What you will do
Copy out each line exactly as it appears.
**** Exercise input ****
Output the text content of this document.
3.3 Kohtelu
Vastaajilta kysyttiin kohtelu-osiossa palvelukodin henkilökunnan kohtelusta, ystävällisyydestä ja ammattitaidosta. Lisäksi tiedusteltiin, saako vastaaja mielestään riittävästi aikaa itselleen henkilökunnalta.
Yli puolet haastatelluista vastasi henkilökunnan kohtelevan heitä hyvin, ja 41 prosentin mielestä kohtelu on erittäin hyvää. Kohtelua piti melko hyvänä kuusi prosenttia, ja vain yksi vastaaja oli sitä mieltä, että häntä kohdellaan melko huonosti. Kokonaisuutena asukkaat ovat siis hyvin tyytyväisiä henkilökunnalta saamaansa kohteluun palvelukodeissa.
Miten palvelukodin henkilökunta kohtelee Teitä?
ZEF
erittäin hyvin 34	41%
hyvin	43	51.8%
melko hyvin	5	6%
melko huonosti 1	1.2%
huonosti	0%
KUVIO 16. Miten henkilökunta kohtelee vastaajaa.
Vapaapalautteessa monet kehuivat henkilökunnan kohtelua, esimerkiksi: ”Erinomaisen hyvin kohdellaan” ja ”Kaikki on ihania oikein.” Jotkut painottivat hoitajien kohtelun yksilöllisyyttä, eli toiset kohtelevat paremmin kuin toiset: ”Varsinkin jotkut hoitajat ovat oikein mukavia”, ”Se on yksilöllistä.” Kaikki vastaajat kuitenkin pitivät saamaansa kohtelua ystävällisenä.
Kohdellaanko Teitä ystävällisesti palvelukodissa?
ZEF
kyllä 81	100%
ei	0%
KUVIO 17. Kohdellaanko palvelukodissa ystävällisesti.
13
****
Expected answer
Output the text content of this document.
3.3 Kohtelu
Vastaajilta kysyttiin kohtelu-osiossa palvelukodin henkilökunnan kohtelusta, ystävällisyydestä ja ammattitaidosta. Lisäksi tiedusteltiin, saako vastaaja mielestään riittävästi aikaa itselleen henkilökunnalta.
Yli puolet haastatelluista vastasi henkilökunnan kohtelevan heitä hyvin, ja 41 prosentin mielestä kohtelu on erittäin hyvää. Kohtelua piti melko hyvänä kuusi prosenttia, ja vain yksi vastaaja oli sitä mieltä, että häntä kohdellaan melko huonosti. Kokonaisuutena asukkaat ovat siis hyvin tyytyväisiä henkilökunnalta saamaansa kohteluun palvelukodeissa.
Miten palvelukodin henkilökunta kohtelee Teitä?
ZEF
erittäin hyvin 34	41%
hyvin	43	51.8%
melko hyvin	5	6%
melko huonosti 1	1.2%
huonosti	0%
KUVIO 16. Miten henkilökunta kohtelee vastaajaa.
Vapaapalautteessa monet kehuivat henkilökunnan kohtelua, esimerkiksi: ”Erinomaisen hyvin kohdellaan” ja ”Kaikki on ihania oikein.” Jotkut painottivat hoitajien kohtelun yksilöllisyyttä, eli toiset kohtelevat paremmin kuin toiset: ”Varsinkin jotkut hoitajat ovat oikein mukavia”, ”Se on yksilöllistä.” Kaikki vastaajat kuitenkin pitivät saamaansa kohtelua ystävällisenä.
Kohdellaanko Teitä ystävällisesti palvelukodissa?
ZEF
kyllä 81	100%
ei	0%
KUVIO 17. Kohdellaanko palvelukodissa ystävällisesti.
13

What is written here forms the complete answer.